* START *

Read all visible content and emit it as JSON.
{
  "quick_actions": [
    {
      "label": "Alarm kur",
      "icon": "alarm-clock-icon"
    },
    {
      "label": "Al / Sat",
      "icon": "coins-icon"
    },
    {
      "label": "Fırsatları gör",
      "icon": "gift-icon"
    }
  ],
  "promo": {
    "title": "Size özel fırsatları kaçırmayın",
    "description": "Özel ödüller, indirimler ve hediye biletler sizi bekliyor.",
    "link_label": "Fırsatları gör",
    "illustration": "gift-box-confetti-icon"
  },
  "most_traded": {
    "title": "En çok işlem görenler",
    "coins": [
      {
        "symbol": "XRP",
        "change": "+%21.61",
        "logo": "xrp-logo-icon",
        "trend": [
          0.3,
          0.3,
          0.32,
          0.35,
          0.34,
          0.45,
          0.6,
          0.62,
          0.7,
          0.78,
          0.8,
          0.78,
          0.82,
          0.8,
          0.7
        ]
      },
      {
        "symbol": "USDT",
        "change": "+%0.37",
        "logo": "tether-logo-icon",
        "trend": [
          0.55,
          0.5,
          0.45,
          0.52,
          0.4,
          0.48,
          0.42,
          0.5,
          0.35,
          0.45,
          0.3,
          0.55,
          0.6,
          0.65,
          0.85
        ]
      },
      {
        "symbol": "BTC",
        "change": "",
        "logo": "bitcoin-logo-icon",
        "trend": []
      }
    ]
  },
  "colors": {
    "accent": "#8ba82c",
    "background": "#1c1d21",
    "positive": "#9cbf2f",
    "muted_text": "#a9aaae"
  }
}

* END *
* START *

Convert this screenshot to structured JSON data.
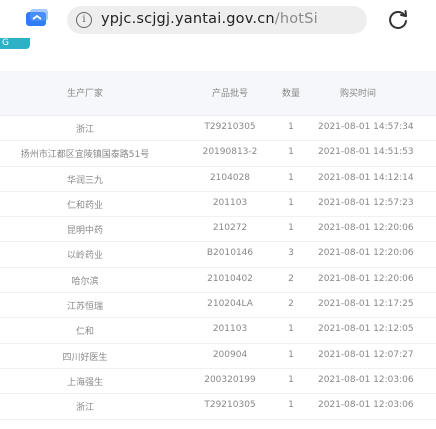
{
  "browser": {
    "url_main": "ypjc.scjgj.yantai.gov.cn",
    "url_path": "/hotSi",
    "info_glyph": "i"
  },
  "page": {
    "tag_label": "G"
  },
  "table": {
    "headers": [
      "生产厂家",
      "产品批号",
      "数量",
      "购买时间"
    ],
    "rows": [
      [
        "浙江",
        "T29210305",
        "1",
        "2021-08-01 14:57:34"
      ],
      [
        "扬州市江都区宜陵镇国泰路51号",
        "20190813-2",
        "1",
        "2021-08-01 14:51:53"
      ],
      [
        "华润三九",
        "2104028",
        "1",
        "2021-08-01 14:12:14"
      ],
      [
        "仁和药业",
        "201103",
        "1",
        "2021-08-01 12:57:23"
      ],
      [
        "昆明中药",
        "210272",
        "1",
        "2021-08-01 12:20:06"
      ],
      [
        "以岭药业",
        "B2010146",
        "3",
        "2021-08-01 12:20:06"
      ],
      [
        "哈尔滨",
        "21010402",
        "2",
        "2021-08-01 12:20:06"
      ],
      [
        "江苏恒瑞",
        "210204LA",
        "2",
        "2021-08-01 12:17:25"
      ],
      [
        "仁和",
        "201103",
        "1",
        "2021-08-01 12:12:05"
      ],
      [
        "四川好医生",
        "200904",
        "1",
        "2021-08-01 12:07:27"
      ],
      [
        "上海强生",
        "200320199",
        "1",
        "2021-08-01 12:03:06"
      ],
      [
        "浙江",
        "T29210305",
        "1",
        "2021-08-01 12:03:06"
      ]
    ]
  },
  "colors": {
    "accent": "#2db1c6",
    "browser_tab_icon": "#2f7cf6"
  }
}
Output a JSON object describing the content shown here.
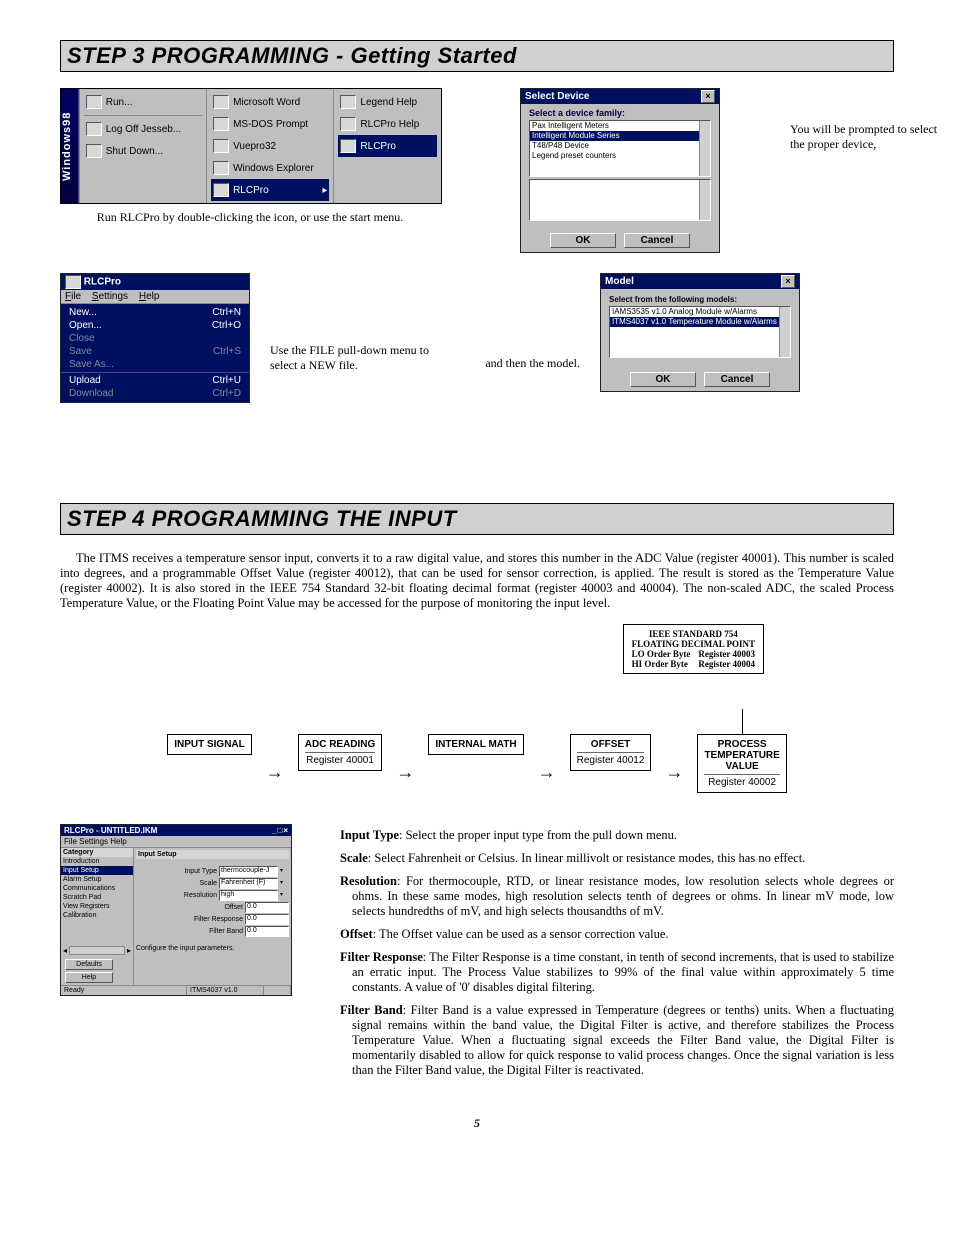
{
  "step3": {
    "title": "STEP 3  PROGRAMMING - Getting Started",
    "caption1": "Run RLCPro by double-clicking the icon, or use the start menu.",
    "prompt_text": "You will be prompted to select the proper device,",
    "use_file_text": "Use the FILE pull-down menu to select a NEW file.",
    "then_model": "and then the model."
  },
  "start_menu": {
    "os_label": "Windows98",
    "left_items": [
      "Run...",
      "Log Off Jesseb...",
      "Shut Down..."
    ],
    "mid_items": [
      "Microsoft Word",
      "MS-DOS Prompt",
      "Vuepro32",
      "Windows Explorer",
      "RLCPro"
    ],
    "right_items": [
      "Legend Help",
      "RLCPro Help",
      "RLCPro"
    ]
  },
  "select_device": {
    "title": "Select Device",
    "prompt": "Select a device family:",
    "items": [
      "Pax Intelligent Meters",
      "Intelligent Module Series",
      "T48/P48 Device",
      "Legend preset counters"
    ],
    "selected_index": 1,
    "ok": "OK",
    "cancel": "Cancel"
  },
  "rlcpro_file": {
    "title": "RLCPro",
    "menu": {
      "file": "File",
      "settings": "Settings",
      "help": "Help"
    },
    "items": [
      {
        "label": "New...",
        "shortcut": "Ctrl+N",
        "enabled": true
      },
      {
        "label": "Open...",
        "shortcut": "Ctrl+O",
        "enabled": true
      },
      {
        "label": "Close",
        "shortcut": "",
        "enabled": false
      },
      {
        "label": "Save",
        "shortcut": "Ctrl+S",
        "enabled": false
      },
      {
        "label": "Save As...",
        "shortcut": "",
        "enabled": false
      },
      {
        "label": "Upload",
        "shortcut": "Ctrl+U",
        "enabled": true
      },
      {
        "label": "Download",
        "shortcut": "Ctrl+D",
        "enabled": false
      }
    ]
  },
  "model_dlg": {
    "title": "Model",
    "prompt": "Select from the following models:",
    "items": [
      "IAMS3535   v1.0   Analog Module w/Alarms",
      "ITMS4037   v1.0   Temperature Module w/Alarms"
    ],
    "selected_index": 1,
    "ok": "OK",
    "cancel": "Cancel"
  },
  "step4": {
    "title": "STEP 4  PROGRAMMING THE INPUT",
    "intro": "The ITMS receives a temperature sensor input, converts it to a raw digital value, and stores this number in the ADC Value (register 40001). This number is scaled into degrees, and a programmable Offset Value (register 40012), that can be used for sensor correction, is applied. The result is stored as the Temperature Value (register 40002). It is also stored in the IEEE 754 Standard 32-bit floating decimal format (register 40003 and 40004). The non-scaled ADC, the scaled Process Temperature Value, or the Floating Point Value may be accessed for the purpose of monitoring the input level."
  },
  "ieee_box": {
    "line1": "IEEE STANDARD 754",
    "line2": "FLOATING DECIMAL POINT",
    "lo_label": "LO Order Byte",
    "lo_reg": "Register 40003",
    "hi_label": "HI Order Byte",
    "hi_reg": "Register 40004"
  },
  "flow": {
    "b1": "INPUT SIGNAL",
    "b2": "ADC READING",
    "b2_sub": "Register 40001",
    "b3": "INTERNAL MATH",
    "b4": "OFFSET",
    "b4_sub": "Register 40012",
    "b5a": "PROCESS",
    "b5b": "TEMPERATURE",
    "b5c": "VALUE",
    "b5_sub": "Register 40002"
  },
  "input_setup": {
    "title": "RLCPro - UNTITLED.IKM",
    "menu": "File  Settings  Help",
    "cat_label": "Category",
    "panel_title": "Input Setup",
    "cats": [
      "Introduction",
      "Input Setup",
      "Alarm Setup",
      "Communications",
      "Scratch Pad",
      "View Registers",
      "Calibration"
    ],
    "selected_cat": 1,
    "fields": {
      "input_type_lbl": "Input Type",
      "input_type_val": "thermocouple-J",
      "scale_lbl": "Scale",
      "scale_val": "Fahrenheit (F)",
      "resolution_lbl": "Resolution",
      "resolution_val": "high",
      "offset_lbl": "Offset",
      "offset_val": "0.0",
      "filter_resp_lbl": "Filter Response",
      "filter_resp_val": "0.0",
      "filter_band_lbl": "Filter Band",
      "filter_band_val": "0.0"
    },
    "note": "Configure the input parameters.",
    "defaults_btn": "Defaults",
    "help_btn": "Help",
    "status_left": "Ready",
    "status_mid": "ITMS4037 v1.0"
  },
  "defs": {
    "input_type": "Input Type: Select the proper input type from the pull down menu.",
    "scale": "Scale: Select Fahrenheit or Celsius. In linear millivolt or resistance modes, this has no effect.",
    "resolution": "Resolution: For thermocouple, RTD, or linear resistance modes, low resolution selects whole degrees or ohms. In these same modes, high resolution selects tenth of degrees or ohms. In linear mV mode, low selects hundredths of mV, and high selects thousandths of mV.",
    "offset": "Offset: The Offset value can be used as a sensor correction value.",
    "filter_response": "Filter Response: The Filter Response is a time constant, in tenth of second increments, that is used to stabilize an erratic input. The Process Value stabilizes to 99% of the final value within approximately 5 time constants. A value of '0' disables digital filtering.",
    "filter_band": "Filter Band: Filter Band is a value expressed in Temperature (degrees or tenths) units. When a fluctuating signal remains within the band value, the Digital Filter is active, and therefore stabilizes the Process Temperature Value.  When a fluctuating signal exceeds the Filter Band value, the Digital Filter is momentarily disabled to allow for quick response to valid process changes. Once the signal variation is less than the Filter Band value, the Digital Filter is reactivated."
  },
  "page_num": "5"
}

* END *
* START *

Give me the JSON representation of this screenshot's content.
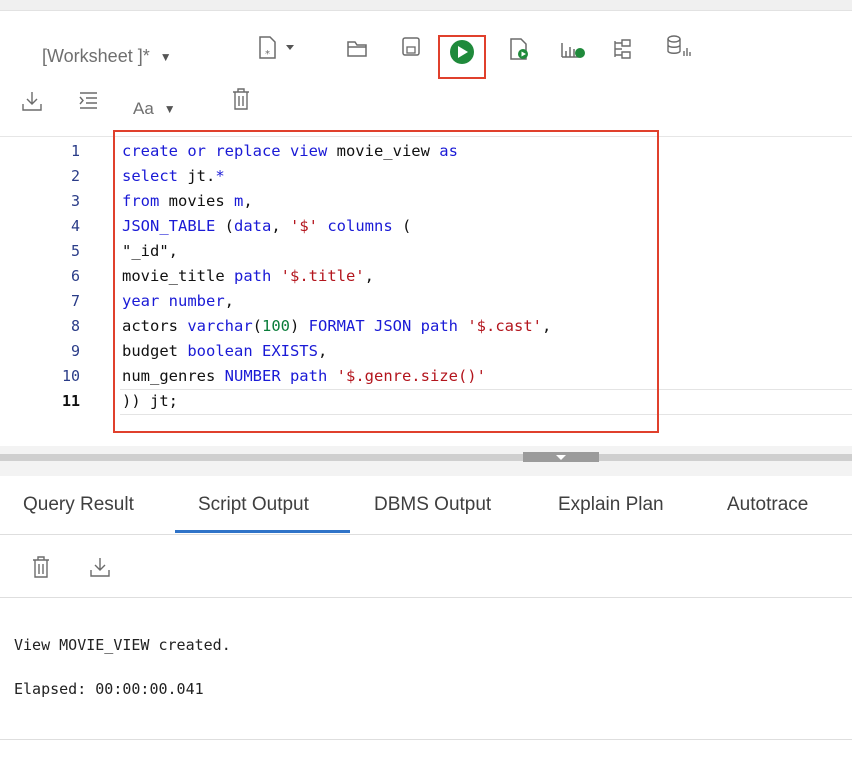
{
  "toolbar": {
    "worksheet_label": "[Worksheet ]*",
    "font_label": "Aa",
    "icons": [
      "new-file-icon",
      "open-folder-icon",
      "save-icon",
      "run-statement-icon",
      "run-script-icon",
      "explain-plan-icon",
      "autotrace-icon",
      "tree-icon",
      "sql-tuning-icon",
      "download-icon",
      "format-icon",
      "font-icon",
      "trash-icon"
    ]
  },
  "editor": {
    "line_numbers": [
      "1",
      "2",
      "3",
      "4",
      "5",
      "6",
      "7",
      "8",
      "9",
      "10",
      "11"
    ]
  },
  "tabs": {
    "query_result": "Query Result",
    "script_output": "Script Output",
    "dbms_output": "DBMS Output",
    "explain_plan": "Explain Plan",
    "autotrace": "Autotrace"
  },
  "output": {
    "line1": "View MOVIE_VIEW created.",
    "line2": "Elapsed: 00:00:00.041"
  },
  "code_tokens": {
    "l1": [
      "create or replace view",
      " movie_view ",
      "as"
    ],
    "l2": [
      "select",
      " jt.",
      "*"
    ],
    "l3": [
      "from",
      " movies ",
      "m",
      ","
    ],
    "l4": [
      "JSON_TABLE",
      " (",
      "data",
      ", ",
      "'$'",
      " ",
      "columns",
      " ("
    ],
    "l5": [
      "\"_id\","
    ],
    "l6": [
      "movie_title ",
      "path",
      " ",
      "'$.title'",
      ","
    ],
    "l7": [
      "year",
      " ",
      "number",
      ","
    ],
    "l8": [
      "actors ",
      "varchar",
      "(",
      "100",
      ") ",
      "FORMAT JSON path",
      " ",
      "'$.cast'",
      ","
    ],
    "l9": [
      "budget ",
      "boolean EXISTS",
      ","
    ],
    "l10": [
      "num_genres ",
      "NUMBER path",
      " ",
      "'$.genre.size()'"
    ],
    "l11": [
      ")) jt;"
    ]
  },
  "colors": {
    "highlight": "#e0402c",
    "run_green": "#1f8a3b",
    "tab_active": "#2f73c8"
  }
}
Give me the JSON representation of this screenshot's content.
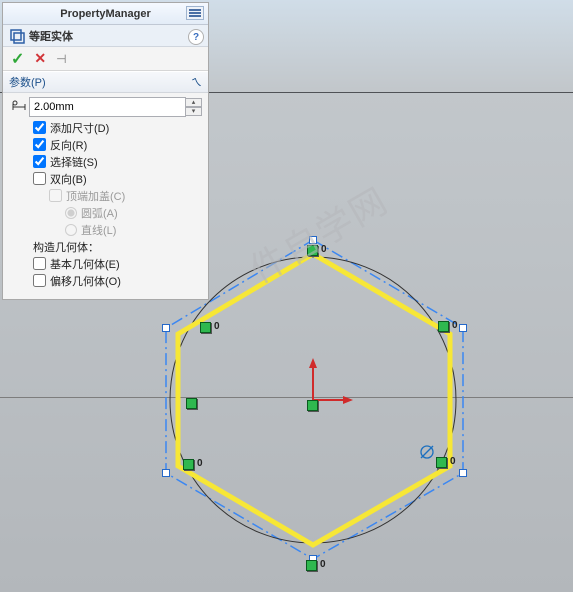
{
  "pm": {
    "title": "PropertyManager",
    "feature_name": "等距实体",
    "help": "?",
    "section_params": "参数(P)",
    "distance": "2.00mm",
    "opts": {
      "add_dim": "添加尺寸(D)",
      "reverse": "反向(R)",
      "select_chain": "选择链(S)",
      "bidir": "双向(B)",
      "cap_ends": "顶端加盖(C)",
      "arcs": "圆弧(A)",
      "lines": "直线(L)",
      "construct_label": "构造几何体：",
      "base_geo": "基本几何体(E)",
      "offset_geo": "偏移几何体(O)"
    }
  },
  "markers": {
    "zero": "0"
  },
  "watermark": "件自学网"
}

* END *

Copy out every line from the material above in which the word "Module" appears.

      "Intelligent Module Series",
      "IAMS3535   v1.0   Analog Module w/Alarms",
      "ITMS4037   v1.0   Temperature Module w/Alarms"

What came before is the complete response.